*Objective*:
Single out each line with the word "Доля" and copy it.

— Begin —

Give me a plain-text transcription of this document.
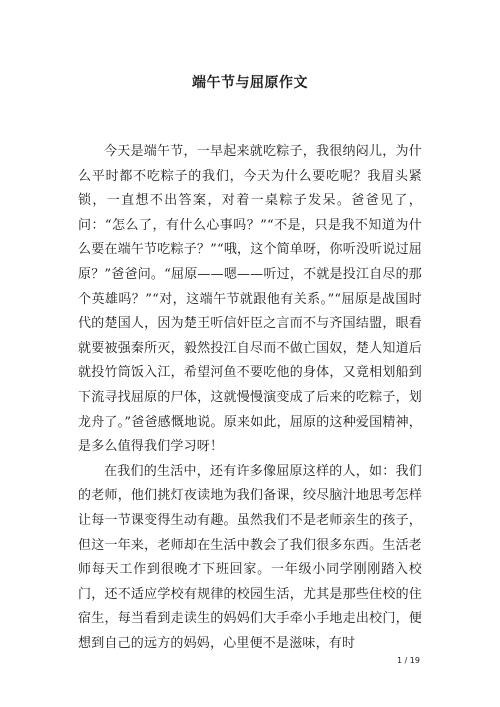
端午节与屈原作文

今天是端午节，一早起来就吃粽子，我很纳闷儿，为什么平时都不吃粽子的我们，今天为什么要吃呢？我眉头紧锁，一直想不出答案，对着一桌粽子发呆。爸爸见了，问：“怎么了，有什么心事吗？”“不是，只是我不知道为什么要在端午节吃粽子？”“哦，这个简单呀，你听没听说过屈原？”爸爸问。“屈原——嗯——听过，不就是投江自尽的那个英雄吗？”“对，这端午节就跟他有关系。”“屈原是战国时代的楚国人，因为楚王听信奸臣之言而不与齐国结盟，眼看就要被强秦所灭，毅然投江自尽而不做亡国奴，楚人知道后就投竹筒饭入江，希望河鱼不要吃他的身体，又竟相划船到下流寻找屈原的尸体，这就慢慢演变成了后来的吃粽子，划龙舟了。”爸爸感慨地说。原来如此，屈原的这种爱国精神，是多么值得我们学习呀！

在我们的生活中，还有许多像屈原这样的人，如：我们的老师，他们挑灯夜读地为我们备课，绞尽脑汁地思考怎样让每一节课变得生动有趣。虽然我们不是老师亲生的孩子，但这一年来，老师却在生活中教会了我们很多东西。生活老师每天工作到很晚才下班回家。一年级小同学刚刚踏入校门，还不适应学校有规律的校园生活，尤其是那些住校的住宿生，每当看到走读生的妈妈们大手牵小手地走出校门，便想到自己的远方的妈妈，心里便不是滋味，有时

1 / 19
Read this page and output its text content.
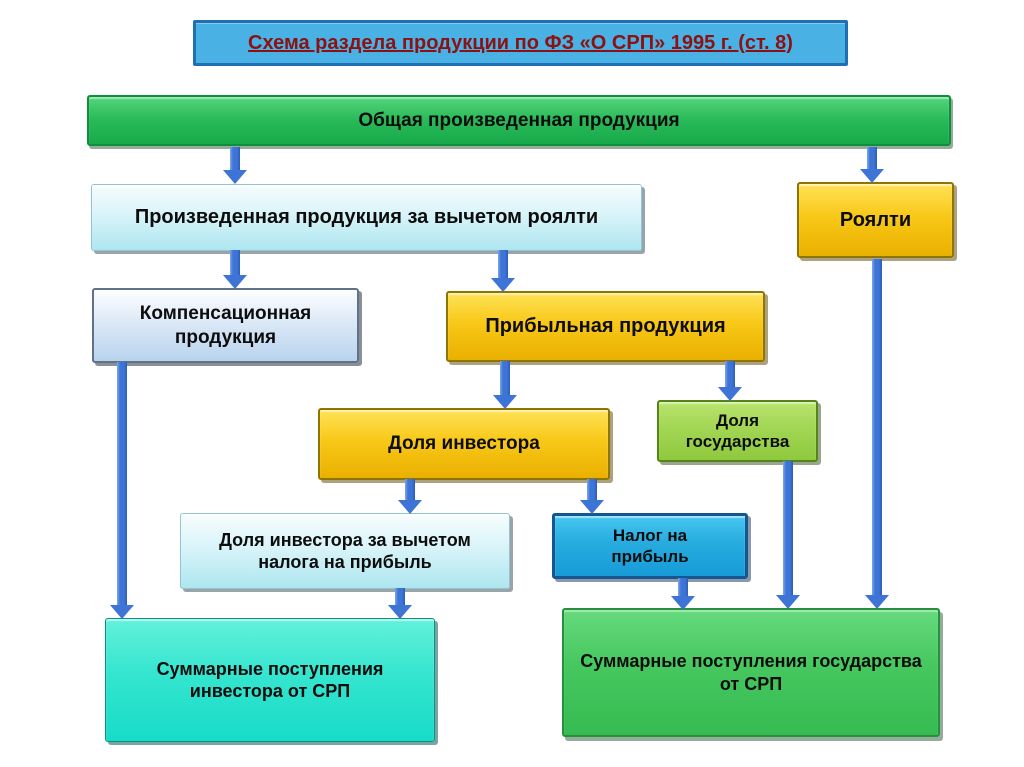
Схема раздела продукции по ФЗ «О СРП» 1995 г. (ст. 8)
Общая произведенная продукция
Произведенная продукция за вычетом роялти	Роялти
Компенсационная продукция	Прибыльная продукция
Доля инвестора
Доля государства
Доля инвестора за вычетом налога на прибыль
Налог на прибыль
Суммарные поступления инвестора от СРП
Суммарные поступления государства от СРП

— End —
— Begin —

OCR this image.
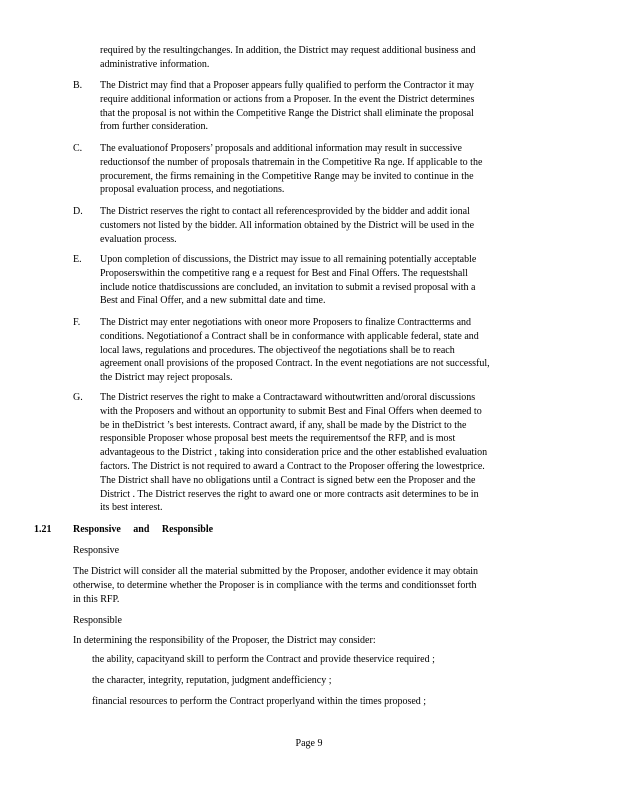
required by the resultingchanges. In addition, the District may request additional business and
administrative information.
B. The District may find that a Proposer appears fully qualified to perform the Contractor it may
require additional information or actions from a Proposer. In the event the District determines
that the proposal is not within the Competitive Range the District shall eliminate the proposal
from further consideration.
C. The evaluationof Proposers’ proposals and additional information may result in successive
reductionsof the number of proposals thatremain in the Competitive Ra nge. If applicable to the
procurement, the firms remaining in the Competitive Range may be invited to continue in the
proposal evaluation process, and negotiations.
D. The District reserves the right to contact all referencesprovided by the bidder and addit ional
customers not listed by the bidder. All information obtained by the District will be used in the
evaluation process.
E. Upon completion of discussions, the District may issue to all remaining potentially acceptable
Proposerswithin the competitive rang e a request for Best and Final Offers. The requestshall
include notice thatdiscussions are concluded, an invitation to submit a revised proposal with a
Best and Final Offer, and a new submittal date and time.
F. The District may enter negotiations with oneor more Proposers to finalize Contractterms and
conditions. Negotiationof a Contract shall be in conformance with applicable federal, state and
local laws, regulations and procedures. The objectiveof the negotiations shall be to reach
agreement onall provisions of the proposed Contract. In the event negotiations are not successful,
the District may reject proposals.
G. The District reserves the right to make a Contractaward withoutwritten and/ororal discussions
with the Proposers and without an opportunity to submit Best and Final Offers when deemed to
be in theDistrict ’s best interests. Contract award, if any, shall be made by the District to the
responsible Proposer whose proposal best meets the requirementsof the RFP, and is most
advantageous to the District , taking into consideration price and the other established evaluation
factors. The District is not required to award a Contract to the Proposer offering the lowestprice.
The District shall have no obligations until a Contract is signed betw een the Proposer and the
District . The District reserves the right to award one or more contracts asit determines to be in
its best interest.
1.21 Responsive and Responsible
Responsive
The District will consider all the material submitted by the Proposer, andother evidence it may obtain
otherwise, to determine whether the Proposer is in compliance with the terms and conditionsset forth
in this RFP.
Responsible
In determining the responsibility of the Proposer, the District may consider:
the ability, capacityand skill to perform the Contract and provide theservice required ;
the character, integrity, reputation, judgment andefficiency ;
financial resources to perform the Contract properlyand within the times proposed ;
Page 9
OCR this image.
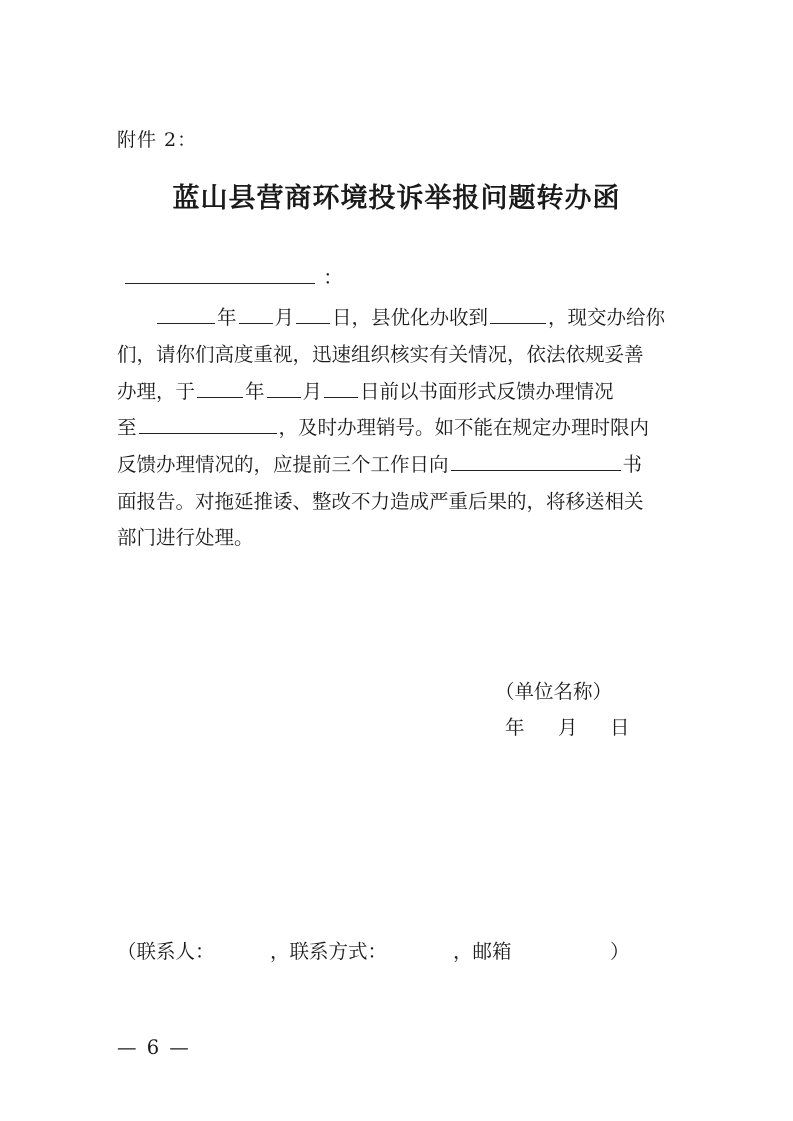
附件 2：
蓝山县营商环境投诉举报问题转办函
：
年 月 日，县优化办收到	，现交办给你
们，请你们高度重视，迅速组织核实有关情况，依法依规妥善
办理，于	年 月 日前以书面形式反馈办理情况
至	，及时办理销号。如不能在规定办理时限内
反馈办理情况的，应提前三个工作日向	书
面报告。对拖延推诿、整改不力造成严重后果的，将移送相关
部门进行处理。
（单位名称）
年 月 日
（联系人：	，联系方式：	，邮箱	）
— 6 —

— End —

*Written answer*:
Доля инвестора
Доля государства
Доля инвестора за вычетом налога на прибыль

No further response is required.